>> start Data for processing

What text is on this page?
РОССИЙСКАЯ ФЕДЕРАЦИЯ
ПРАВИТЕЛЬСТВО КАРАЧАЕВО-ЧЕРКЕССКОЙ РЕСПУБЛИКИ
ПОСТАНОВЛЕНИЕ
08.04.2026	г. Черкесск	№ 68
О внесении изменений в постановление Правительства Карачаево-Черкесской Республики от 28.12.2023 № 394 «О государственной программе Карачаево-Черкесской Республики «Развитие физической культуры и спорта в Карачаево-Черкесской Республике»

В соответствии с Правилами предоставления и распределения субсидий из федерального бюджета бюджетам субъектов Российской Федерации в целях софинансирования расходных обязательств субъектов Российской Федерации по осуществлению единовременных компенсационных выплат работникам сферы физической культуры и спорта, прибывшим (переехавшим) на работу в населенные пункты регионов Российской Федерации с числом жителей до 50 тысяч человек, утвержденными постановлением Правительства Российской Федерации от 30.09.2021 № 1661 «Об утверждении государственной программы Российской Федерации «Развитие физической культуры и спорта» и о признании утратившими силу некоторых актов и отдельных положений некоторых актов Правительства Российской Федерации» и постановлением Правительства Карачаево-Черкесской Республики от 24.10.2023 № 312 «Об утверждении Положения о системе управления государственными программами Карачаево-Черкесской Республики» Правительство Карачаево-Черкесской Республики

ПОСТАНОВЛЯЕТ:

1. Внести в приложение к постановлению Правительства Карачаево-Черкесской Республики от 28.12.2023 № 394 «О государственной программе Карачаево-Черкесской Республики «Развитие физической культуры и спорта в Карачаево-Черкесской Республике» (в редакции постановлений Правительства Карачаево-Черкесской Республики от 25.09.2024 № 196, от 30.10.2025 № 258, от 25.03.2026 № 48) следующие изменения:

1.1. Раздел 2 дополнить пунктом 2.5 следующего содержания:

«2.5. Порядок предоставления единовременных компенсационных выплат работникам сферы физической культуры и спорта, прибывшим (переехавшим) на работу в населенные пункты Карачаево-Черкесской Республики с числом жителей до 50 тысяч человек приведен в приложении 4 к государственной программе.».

>> end Data for processing

Written request:
List every line above that holds the word "тысяч".

Correct output:
В соответствии с Правилами предоставления и распределения субсидий из федерального бюджета бюджетам субъектов Российской Федерации в целях софинансирования расходных обязательств субъектов Российской Федерации по осуществлению единовременных компенсационных выплат работникам сферы физической культуры и спорта, прибывшим (переехавшим) на работу в населенные пункты регионов Российской Федерации с числом жителей до 50 тысяч человек, утвержденными постановлением Правительства Российской Федерации от 30.09.2021 № 1661 «Об утверждении государственной программы Российской Федерации «Развитие физической культуры и спорта» и о признании утратившими силу некоторых актов и отдельных положений некоторых актов Правительства Российской Федерации» и постановлением Правительства Карачаево-Черкесской Республики от 24.10.2023 № 312 «Об утверждении Положения о системе управления государственными программами Карачаево-Черкесской Республики» Правительство Карачаево-Черкесской Республики
«2.5. Порядок предоставления единовременных компенсационных выплат работникам сферы физической культуры и спорта, прибывшим (переехавшим) на работу в населенные пункты Карачаево-Черкесской Республики с числом жителей до 50 тысяч человек приведен в приложении 4 к государственной программе.».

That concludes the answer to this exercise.